_Set task_. Everything from the line with "Convert this document image to plain text." to the end of the data should be restated word for word, and nothing before it.
----------------------------------------
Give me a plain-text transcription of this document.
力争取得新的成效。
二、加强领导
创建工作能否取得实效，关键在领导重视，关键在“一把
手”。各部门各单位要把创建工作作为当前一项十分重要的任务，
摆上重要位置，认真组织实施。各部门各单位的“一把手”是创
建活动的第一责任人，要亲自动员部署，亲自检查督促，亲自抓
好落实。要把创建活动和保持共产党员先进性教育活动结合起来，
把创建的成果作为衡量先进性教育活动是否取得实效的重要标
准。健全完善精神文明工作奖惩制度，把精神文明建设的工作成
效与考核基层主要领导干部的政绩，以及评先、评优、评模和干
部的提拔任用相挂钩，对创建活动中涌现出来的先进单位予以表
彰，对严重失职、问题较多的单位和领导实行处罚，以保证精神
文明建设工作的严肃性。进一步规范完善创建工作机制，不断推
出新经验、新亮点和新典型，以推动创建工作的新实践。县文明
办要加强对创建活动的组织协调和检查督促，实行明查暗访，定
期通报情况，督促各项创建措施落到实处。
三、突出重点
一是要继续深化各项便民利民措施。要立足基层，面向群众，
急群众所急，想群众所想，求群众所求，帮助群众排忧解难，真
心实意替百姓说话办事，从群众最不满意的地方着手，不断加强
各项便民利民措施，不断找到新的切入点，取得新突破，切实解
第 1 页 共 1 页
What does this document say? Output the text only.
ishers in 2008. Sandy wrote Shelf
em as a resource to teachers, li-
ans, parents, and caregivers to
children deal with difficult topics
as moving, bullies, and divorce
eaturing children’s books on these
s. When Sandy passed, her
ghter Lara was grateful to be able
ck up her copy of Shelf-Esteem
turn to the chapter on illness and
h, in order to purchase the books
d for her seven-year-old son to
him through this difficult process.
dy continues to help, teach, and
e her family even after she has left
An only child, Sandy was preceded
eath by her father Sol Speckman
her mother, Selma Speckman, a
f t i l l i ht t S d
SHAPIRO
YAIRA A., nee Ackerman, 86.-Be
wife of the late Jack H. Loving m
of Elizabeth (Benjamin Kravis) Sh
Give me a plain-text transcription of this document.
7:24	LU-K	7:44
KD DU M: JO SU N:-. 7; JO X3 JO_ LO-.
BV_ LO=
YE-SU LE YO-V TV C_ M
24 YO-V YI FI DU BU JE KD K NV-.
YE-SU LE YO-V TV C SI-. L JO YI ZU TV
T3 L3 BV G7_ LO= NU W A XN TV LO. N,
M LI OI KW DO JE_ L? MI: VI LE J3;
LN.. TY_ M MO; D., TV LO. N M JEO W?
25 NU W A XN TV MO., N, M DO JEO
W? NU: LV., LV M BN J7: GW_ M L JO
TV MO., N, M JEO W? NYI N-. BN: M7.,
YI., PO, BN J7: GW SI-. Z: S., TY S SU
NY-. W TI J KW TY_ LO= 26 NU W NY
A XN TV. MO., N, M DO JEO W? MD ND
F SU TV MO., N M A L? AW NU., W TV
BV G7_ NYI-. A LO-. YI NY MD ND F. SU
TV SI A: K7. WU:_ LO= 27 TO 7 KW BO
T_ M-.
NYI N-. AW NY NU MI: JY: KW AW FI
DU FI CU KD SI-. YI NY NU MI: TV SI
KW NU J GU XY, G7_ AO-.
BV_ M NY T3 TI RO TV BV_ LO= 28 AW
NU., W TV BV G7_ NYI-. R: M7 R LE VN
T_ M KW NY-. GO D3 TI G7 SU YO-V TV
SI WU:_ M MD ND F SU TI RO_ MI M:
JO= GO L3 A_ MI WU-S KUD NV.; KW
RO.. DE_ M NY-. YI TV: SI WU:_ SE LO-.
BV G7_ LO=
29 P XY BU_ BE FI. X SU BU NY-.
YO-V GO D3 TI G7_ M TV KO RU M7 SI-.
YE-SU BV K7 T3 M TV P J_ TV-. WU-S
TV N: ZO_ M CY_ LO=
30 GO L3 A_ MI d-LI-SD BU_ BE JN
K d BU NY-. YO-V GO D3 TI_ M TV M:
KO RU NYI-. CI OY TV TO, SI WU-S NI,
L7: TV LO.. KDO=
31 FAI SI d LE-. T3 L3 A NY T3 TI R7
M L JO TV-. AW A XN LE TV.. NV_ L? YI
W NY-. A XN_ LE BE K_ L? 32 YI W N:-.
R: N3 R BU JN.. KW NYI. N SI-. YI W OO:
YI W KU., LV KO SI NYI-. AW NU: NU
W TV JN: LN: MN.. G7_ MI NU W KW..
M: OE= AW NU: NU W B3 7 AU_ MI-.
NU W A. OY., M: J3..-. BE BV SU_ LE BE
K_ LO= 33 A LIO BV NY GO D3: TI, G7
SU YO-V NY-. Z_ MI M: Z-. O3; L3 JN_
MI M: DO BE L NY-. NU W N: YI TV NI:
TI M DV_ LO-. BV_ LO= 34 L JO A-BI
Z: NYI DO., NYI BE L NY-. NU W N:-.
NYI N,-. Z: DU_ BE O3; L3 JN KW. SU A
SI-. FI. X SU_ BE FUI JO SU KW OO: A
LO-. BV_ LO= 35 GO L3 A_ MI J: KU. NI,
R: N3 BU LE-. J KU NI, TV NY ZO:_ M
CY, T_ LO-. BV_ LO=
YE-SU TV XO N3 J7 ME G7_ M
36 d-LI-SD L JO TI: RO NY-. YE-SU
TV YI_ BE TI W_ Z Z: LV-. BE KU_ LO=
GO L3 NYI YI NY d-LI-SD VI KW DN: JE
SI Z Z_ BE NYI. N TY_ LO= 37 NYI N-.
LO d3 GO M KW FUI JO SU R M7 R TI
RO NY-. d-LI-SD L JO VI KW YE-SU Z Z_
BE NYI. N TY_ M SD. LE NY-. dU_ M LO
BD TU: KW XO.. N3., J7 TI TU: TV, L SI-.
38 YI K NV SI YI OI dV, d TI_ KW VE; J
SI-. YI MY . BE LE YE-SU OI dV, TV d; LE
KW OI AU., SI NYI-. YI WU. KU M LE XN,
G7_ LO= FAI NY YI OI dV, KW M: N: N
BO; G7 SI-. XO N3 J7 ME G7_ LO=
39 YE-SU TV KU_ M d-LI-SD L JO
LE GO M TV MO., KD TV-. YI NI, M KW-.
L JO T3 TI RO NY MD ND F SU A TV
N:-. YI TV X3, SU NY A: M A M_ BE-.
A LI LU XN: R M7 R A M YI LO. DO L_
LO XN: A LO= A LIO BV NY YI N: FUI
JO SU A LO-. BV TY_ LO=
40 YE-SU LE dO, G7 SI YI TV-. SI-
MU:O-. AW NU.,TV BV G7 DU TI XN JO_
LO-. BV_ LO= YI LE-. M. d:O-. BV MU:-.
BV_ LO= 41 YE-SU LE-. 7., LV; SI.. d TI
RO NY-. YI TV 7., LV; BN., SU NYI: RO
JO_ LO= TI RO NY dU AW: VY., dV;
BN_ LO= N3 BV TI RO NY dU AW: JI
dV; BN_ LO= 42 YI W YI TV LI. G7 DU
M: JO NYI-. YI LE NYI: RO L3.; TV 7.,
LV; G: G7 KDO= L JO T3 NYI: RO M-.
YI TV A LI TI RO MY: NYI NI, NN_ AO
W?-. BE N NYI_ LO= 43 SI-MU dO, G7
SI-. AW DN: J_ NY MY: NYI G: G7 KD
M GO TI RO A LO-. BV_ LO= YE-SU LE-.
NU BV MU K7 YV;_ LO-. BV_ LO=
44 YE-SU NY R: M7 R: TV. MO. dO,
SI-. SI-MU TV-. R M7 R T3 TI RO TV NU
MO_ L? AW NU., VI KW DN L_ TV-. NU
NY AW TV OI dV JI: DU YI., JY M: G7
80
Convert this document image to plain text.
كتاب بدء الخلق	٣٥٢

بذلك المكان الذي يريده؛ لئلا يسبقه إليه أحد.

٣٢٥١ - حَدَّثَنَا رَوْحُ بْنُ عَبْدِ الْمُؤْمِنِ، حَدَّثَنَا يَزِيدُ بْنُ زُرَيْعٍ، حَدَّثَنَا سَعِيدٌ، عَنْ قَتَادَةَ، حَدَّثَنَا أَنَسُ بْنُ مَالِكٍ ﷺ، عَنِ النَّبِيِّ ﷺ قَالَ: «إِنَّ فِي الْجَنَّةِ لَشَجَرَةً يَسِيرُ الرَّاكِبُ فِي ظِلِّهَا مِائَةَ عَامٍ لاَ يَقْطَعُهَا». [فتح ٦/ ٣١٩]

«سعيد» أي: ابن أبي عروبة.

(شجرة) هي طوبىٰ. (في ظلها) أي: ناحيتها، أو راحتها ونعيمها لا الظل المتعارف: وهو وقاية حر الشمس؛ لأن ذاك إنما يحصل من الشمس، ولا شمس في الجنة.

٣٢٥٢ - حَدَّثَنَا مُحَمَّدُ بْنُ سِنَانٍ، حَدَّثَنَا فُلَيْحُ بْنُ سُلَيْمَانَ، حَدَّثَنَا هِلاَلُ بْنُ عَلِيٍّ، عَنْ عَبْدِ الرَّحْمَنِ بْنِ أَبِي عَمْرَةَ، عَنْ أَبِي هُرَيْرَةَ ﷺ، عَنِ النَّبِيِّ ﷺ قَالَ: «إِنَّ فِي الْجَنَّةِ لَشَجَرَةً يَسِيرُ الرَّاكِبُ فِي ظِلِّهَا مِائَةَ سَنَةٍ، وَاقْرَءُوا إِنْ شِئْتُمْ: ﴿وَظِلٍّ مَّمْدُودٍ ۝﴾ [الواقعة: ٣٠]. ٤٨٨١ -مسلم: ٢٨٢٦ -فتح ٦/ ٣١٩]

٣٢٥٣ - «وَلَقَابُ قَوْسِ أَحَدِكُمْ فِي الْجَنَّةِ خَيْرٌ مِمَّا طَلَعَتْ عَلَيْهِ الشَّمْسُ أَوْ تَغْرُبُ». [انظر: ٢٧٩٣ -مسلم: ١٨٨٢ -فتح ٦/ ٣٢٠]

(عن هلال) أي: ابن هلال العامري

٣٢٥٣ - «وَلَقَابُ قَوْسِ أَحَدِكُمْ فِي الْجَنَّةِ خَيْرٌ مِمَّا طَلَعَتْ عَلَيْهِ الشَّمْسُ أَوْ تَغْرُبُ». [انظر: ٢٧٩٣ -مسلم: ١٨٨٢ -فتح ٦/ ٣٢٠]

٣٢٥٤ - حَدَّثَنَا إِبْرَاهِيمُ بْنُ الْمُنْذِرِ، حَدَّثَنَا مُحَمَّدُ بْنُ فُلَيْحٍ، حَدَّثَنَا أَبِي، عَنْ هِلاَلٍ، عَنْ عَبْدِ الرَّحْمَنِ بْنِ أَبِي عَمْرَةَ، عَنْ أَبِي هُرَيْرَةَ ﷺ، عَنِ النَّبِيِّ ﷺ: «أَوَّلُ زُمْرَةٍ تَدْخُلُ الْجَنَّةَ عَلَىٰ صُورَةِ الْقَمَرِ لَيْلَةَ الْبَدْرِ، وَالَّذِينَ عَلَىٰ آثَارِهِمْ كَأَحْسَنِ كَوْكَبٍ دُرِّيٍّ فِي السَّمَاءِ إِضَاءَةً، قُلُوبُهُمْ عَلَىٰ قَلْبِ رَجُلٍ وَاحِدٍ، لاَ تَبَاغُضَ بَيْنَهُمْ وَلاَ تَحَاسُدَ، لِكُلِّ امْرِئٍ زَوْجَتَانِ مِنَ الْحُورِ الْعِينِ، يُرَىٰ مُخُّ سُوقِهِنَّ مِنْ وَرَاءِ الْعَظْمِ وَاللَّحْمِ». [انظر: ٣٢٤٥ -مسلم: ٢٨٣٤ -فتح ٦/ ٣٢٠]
----------------------------------------
_Response to this task_.
Convert this document image to plain text.
كتاب بدء الخلق	٣٥٢

بذلك المكان الذي يريده؛ لئلا يسبقه إليه أحد.

٣٢٥١ - حَدَّثَنَا رَوْحُ بْنُ عَبْدِ الْمُؤْمِنِ، حَدَّثَنَا يَزِيدُ بْنُ زُرَيْعٍ، حَدَّثَنَا سَعِيدٌ، عَنْ قَتَادَةَ، حَدَّثَنَا أَنَسُ بْنُ مَالِكٍ ﷺ، عَنِ النَّبِيِّ ﷺ قَالَ: «إِنَّ فِي الْجَنَّةِ لَشَجَرَةً يَسِيرُ الرَّاكِبُ فِي ظِلِّهَا مِائَةَ عَامٍ لاَ يَقْطَعُهَا». [فتح ٦/ ٣١٩]

«سعيد» أي: ابن أبي عروبة.

(شجرة) هي طوبىٰ. (في ظلها) أي: ناحيتها، أو راحتها ونعيمها لا الظل المتعارف: وهو وقاية حر الشمس؛ لأن ذاك إنما يحصل من الشمس، ولا شمس في الجنة.

٣٢٥٢ - حَدَّثَنَا مُحَمَّدُ بْنُ سِنَانٍ، حَدَّثَنَا فُلَيْحُ بْنُ سُلَيْمَانَ، حَدَّثَنَا هِلاَلُ بْنُ عَلِيٍّ، عَنْ عَبْدِ الرَّحْمَنِ بْنِ أَبِي عَمْرَةَ، عَنْ أَبِي هُرَيْرَةَ ﷺ، عَنِ النَّبِيِّ ﷺ قَالَ: «إِنَّ فِي الْجَنَّةِ لَشَجَرَةً يَسِيرُ الرَّاكِبُ فِي ظِلِّهَا مِائَةَ سَنَةٍ، وَاقْرَءُوا إِنْ شِئْتُمْ: ﴿وَظِلٍّ مَّمْدُودٍ ۝﴾ [الواقعة: ٣٠]. ٤٨٨١ -مسلم: ٢٨٢٦ -فتح ٦/ ٣١٩]

٣٢٥٣ - «وَلَقَابُ قَوْسِ أَحَدِكُمْ فِي الْجَنَّةِ خَيْرٌ مِمَّا طَلَعَتْ عَلَيْهِ الشَّمْسُ أَوْ تَغْرُبُ». [انظر: ٢٧٩٣ -مسلم: ١٨٨٢ -فتح ٦/ ٣٢٠]

(عن هلال) أي: ابن هلال العامري

٣٢٥٣ - «وَلَقَابُ قَوْسِ أَحَدِكُمْ فِي الْجَنَّةِ خَيْرٌ مِمَّا طَلَعَتْ عَلَيْهِ الشَّمْسُ أَوْ تَغْرُبُ». [انظر: ٢٧٩٣ -مسلم: ١٨٨٢ -فتح ٦/ ٣٢٠]

٣٢٥٤ - حَدَّثَنَا إِبْرَاهِيمُ بْنُ الْمُنْذِرِ، حَدَّثَنَا مُحَمَّدُ بْنُ فُلَيْحٍ، حَدَّثَنَا أَبِي، عَنْ هِلاَلٍ، عَنْ عَبْدِ الرَّحْمَنِ بْنِ أَبِي عَمْرَةَ، عَنْ أَبِي هُرَيْرَةَ ﷺ، عَنِ النَّبِيِّ ﷺ: «أَوَّلُ زُمْرَةٍ تَدْخُلُ الْجَنَّةَ عَلَىٰ صُورَةِ الْقَمَرِ لَيْلَةَ الْبَدْرِ، وَالَّذِينَ عَلَىٰ آثَارِهِمْ كَأَحْسَنِ كَوْكَبٍ دُرِّيٍّ فِي السَّمَاءِ إِضَاءَةً، قُلُوبُهُمْ عَلَىٰ قَلْبِ رَجُلٍ وَاحِدٍ، لاَ تَبَاغُضَ بَيْنَهُمْ وَلاَ تَحَاسُدَ، لِكُلِّ امْرِئٍ زَوْجَتَانِ مِنَ الْحُورِ الْعِينِ، يُرَىٰ مُخُّ سُوقِهِنَّ مِنْ وَرَاءِ الْعَظْمِ وَاللَّحْمِ». [انظر: ٣٢٤٥ -مسلم: ٢٨٣٤ -فتح ٦/ ٣٢٠]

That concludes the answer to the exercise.